[Items from a figure collection]

* * *

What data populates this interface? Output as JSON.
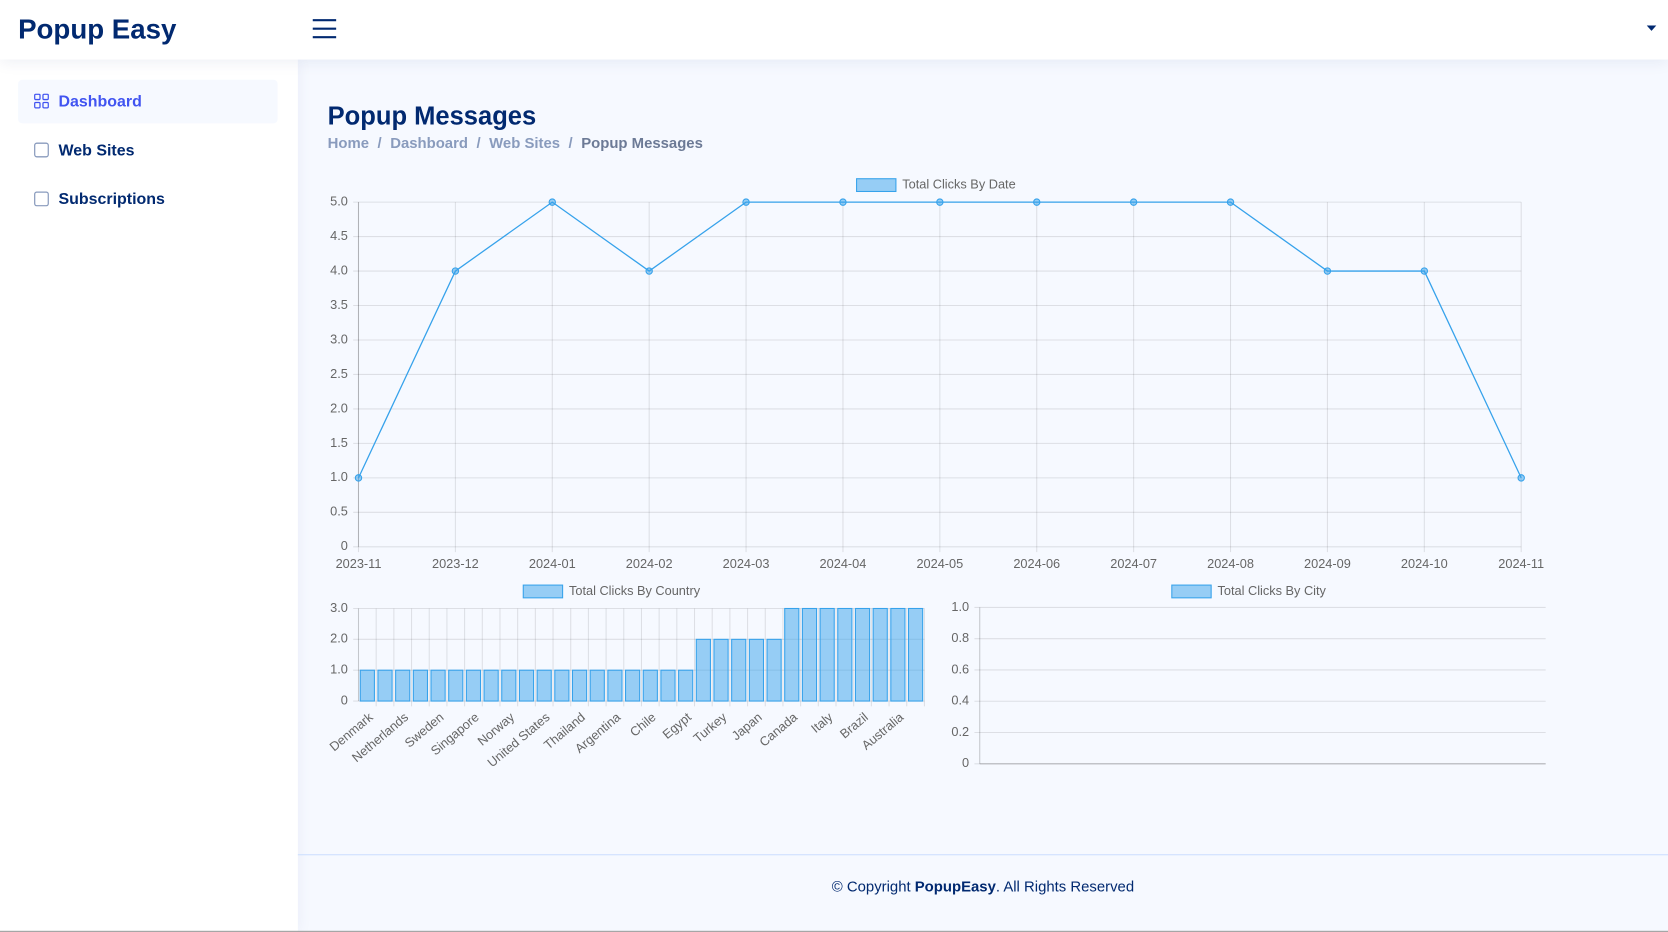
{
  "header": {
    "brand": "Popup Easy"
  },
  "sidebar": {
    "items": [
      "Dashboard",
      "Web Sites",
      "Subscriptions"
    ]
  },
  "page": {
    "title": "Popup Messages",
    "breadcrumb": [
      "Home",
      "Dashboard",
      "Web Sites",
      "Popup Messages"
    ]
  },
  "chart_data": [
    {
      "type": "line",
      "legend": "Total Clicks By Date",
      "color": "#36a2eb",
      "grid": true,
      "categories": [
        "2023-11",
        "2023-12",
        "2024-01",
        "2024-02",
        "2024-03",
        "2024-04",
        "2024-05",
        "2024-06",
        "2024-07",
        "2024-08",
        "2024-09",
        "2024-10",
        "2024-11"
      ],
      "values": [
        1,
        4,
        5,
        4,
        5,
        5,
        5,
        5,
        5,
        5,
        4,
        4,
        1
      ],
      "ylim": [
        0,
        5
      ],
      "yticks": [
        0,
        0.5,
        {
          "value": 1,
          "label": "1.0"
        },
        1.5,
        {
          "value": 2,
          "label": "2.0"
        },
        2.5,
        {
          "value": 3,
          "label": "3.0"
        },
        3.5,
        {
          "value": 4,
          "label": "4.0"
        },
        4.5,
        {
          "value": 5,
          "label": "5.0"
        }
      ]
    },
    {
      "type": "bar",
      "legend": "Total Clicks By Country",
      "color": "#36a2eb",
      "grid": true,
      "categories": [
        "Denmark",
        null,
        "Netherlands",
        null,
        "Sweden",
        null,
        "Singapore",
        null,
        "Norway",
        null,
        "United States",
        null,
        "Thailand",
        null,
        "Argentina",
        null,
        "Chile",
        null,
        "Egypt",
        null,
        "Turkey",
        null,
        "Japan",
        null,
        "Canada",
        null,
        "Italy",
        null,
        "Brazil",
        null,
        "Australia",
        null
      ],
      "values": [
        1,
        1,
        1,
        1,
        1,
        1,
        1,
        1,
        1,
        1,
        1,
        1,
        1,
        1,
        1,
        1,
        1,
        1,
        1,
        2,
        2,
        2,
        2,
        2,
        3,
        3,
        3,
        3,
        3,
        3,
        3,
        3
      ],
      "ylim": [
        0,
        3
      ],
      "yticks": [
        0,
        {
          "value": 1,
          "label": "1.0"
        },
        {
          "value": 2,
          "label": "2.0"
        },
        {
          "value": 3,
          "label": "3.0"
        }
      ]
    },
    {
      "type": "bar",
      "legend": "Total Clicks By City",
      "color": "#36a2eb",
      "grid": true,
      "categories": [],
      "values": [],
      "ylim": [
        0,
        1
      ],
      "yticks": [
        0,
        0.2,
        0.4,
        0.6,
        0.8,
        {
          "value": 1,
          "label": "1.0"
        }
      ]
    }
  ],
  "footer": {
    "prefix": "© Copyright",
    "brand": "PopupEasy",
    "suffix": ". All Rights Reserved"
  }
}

* * *

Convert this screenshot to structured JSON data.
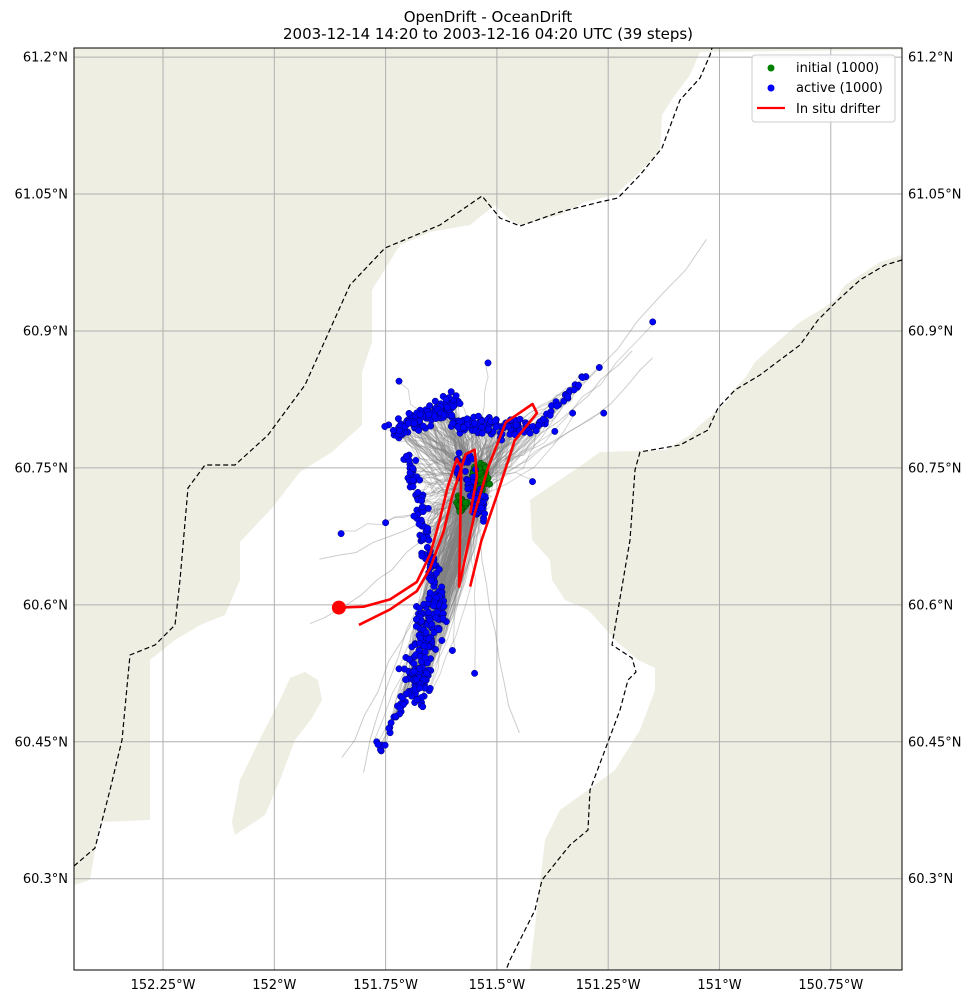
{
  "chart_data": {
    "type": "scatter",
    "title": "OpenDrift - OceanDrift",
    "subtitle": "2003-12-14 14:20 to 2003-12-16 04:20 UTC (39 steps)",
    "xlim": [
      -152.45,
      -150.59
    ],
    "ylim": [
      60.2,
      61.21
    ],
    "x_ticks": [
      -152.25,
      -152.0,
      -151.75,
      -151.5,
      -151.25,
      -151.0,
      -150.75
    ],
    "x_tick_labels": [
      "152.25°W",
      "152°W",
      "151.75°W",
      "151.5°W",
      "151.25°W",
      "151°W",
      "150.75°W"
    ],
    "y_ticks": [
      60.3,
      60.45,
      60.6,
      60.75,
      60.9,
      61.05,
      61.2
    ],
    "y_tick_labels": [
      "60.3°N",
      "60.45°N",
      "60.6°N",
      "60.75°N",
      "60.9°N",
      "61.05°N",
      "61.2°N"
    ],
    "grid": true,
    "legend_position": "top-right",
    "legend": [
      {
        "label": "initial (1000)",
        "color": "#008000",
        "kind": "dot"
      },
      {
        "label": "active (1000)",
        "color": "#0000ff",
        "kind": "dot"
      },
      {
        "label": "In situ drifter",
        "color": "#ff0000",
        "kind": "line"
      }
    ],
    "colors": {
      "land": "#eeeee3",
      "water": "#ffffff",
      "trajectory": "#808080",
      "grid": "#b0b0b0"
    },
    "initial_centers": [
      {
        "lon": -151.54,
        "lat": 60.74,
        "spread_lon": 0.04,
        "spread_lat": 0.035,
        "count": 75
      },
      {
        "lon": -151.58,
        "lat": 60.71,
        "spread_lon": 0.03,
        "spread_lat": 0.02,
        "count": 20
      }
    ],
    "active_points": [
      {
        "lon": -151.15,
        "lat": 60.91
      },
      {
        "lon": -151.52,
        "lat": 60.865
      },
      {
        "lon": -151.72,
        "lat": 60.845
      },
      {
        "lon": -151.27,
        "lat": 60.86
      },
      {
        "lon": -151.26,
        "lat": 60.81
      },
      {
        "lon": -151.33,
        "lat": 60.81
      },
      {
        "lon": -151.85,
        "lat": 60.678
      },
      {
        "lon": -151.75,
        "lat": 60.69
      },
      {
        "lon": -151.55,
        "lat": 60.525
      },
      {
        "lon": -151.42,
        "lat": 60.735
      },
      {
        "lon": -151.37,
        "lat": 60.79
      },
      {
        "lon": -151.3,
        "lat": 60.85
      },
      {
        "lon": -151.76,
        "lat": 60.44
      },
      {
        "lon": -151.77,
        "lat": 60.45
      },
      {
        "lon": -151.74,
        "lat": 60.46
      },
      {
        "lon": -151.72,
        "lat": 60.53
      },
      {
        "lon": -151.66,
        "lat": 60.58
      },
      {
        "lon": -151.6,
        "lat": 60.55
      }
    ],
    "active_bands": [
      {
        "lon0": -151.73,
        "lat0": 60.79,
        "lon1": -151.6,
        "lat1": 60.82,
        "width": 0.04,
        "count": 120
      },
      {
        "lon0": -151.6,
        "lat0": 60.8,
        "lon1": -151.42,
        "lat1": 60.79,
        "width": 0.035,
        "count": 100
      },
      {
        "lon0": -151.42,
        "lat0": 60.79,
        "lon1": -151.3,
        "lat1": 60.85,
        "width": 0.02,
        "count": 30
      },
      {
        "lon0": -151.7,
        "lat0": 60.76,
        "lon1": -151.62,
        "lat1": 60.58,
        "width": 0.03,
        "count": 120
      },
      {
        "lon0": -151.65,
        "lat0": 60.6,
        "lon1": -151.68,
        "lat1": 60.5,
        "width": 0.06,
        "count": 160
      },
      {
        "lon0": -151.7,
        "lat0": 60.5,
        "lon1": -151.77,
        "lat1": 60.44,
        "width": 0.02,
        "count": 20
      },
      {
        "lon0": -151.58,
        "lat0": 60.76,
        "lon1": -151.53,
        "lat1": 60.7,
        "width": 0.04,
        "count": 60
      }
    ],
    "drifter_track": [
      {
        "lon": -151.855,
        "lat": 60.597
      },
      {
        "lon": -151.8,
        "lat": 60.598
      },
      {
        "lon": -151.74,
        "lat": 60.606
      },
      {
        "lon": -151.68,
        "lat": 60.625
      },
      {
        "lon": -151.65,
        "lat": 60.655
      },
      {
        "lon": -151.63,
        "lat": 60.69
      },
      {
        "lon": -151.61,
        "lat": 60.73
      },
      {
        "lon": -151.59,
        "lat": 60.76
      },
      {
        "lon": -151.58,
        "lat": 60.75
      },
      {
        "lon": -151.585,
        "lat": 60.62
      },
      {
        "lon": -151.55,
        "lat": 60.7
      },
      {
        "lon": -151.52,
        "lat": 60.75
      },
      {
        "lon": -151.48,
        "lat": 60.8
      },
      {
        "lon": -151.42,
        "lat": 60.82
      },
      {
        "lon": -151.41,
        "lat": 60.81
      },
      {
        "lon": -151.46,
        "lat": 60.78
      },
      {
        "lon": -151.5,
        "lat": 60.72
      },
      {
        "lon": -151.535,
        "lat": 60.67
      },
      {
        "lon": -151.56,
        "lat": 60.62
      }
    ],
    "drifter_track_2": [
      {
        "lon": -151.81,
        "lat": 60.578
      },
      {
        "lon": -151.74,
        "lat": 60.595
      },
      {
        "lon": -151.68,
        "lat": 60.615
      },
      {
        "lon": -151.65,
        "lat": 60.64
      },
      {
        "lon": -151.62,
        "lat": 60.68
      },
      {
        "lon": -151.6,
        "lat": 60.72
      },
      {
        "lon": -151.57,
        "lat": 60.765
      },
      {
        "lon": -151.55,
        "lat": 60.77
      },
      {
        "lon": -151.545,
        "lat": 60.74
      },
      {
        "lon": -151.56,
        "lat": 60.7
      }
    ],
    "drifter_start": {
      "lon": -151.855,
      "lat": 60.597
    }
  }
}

* * *

[Exercise]
Report every line containing the word "width" from the listing above.

[Solution for this problem]
        "width": 0.04,
        "width": 0.035,
        "width": 0.02,
        "width": 0.03,
        "width": 0.06,
        "width": 0.02,
        "width": 0.04,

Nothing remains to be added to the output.